_Exercise goal_:
Print the entries below word for word; the pictures stay out of your copy.

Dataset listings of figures
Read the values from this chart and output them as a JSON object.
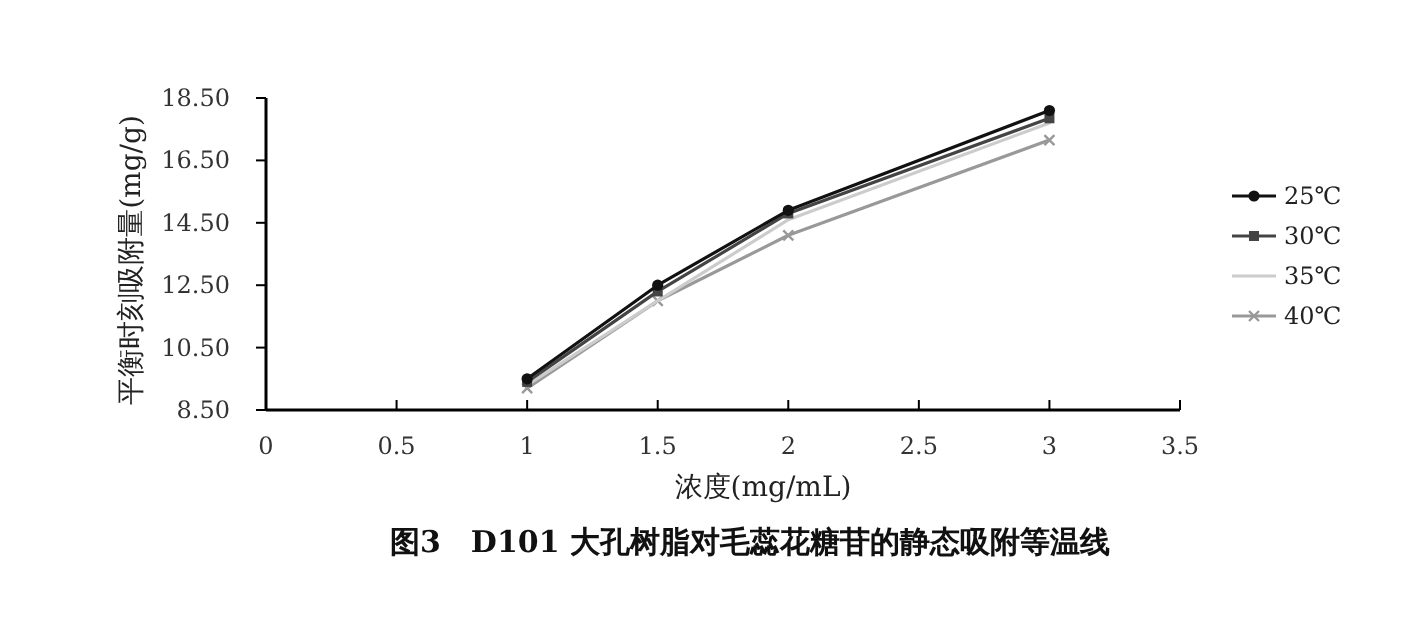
{
  "chart_data": {
    "type": "line",
    "title": "图3　D101 大孔树脂对毛蕊花糖苷的静态吸附等温线",
    "xlabel": "浓度(mg/mL)",
    "ylabel": "平衡时刻吸附量(mg/g)",
    "x": [
      1,
      1.5,
      2,
      3
    ],
    "series": [
      {
        "name": "25℃",
        "color": "#111111",
        "marker": "circle",
        "values": [
          9.5,
          12.5,
          14.9,
          18.1
        ]
      },
      {
        "name": "30℃",
        "color": "#444444",
        "marker": "square",
        "values": [
          9.4,
          12.3,
          14.8,
          17.85
        ]
      },
      {
        "name": "35℃",
        "color": "#cccccc",
        "marker": "none",
        "values": [
          9.3,
          12.0,
          14.6,
          17.7
        ]
      },
      {
        "name": "40℃",
        "color": "#999999",
        "marker": "cross",
        "values": [
          9.2,
          12.0,
          14.1,
          17.15
        ]
      }
    ],
    "xlim": [
      0,
      3.5
    ],
    "xticks": [
      0,
      0.5,
      1,
      1.5,
      2,
      2.5,
      3,
      3.5
    ],
    "ylim": [
      8.5,
      18.5
    ],
    "yticks": [
      {
        "value": 8.5,
        "label": "8.50"
      },
      {
        "value": 10.5,
        "label": "10.50"
      },
      {
        "value": 12.5,
        "label": "12.50"
      },
      {
        "value": 14.5,
        "label": "14.50"
      },
      {
        "value": 16.5,
        "label": "16.50"
      },
      {
        "value": 18.5,
        "label": "18.50"
      }
    ],
    "grid": false,
    "legend": "right"
  }
}
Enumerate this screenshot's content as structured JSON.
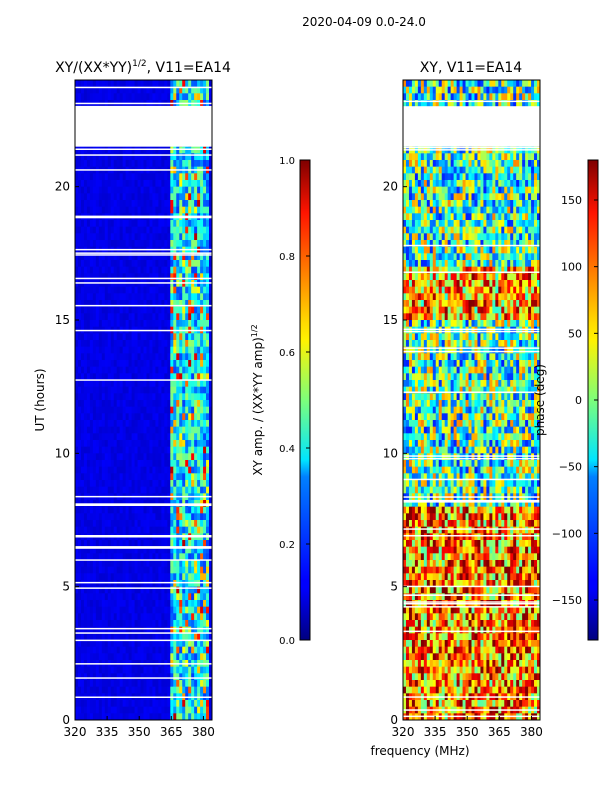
{
  "figure_title": "2020-04-09 0.0-24.0",
  "xlabel_shared": "frequency (MHz)",
  "chart_data": [
    {
      "type": "heatmap",
      "title": "XY/(XX*YY)^1/2, V11=EA14",
      "title_main": "XY/(XX*YY)",
      "title_sup": "1/2",
      "title_tail": ", V11=EA14",
      "xlabel": "frequency (MHz)",
      "ylabel": "UT (hours)",
      "xlim": [
        320,
        384
      ],
      "ylim": [
        0,
        24
      ],
      "xticks": [
        320,
        335,
        350,
        365,
        380
      ],
      "yticks": [
        0,
        5,
        10,
        15,
        20
      ],
      "colorbar": {
        "label": "XY amp. / (XX*YY amp)^1/2",
        "label_main": "XY amp. / (XX*YY amp)",
        "label_sup": "1/2",
        "range": [
          0.0,
          1.0
        ],
        "ticks": [
          "0.0",
          "0.2",
          "0.4",
          "0.6",
          "0.8",
          "1.0"
        ],
        "tick_values": [
          0.0,
          0.2,
          0.4,
          0.6,
          0.8,
          1.0
        ]
      },
      "colormap": "jet",
      "rfi_band_mhz": [
        364,
        382
      ],
      "blank_ut_hours": [
        21.5,
        23.0
      ]
    },
    {
      "type": "heatmap",
      "title": "XY, V11=EA14",
      "xlabel": "frequency (MHz)",
      "ylabel": "",
      "xlim": [
        320,
        384
      ],
      "ylim": [
        0,
        24
      ],
      "xticks": [
        320,
        335,
        350,
        365,
        380
      ],
      "yticks": [
        0,
        5,
        10,
        15,
        20
      ],
      "colorbar": {
        "label": "phase (deg)",
        "range": [
          -180,
          180
        ],
        "ticks": [
          "−150",
          "−100",
          "−50",
          "0",
          "50",
          "100",
          "150"
        ],
        "tick_values": [
          -150,
          -100,
          -50,
          0,
          50,
          100,
          150
        ]
      },
      "colormap": "jet",
      "blank_ut_hours": [
        21.5,
        23.0
      ]
    }
  ]
}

_Completed task_:
Read the values from this chart and output them as a JSON object.
{
  "chart_data": {
    "type": "line",
    "title": "图3　D101 大孔树脂对毛蕊花糖苷的静态吸附等温线",
    "xlabel": "浓度(mg/mL)",
    "ylabel": "平衡时刻吸附量(mg/g)",
    "x": [
      1,
      1.5,
      2,
      3
    ],
    "series": [
      {
        "name": "25℃",
        "color": "#111111",
        "marker": "circle",
        "values": [
          9.5,
          12.5,
          14.9,
          18.1
        ]
      },
      {
        "name": "30℃",
        "color": "#444444",
        "marker": "square",
        "values": [
          9.4,
          12.3,
          14.8,
          17.85
        ]
      },
      {
        "name": "35℃",
        "color": "#cccccc",
        "marker": "none",
        "values": [
          9.3,
          12.0,
          14.6,
          17.7
        ]
      },
      {
        "name": "40℃",
        "color": "#999999",
        "marker": "cross",
        "values": [
          9.2,
          12.0,
          14.1,
          17.15
        ]
      }
    ],
    "xlim": [
      0,
      3.5
    ],
    "xticks": [
      0,
      0.5,
      1,
      1.5,
      2,
      2.5,
      3,
      3.5
    ],
    "ylim": [
      8.5,
      18.5
    ],
    "yticks": [
      {
        "value": 8.5,
        "label": "8.50"
      },
      {
        "value": 10.5,
        "label": "10.50"
      },
      {
        "value": 12.5,
        "label": "12.50"
      },
      {
        "value": 14.5,
        "label": "14.50"
      },
      {
        "value": 16.5,
        "label": "16.50"
      },
      {
        "value": 18.5,
        "label": "18.50"
      }
    ],
    "grid": false,
    "legend": "right"
  }
}
Enumerate this screenshot's content as structured JSON.
{
  "figure_title": "2020-04-09 0.0-24.0",
  "xlabel_shared": "frequency (MHz)",
  "chart_data": [
    {
      "type": "heatmap",
      "title": "XY/(XX*YY)^1/2, V11=EA14",
      "title_main": "XY/(XX*YY)",
      "title_sup": "1/2",
      "title_tail": ", V11=EA14",
      "xlabel": "frequency (MHz)",
      "ylabel": "UT (hours)",
      "xlim": [
        320,
        384
      ],
      "ylim": [
        0,
        24
      ],
      "xticks": [
        320,
        335,
        350,
        365,
        380
      ],
      "yticks": [
        0,
        5,
        10,
        15,
        20
      ],
      "colorbar": {
        "label": "XY amp. / (XX*YY amp)^1/2",
        "label_main": "XY amp. / (XX*YY amp)",
        "label_sup": "1/2",
        "range": [
          0.0,
          1.0
        ],
        "ticks": [
          "0.0",
          "0.2",
          "0.4",
          "0.6",
          "0.8",
          "1.0"
        ],
        "tick_values": [
          0.0,
          0.2,
          0.4,
          0.6,
          0.8,
          1.0
        ]
      },
      "colormap": "jet",
      "rfi_band_mhz": [
        364,
        382
      ],
      "blank_ut_hours": [
        21.5,
        23.0
      ]
    },
    {
      "type": "heatmap",
      "title": "XY, V11=EA14",
      "xlabel": "frequency (MHz)",
      "ylabel": "",
      "xlim": [
        320,
        384
      ],
      "ylim": [
        0,
        24
      ],
      "xticks": [
        320,
        335,
        350,
        365,
        380
      ],
      "yticks": [
        0,
        5,
        10,
        15,
        20
      ],
      "colorbar": {
        "label": "phase (deg)",
        "range": [
          -180,
          180
        ],
        "ticks": [
          "−150",
          "−100",
          "−50",
          "0",
          "50",
          "100",
          "150"
        ],
        "tick_values": [
          -150,
          -100,
          -50,
          0,
          50,
          100,
          150
        ]
      },
      "colormap": "jet",
      "blank_ut_hours": [
        21.5,
        23.0
      ]
    }
  ]
}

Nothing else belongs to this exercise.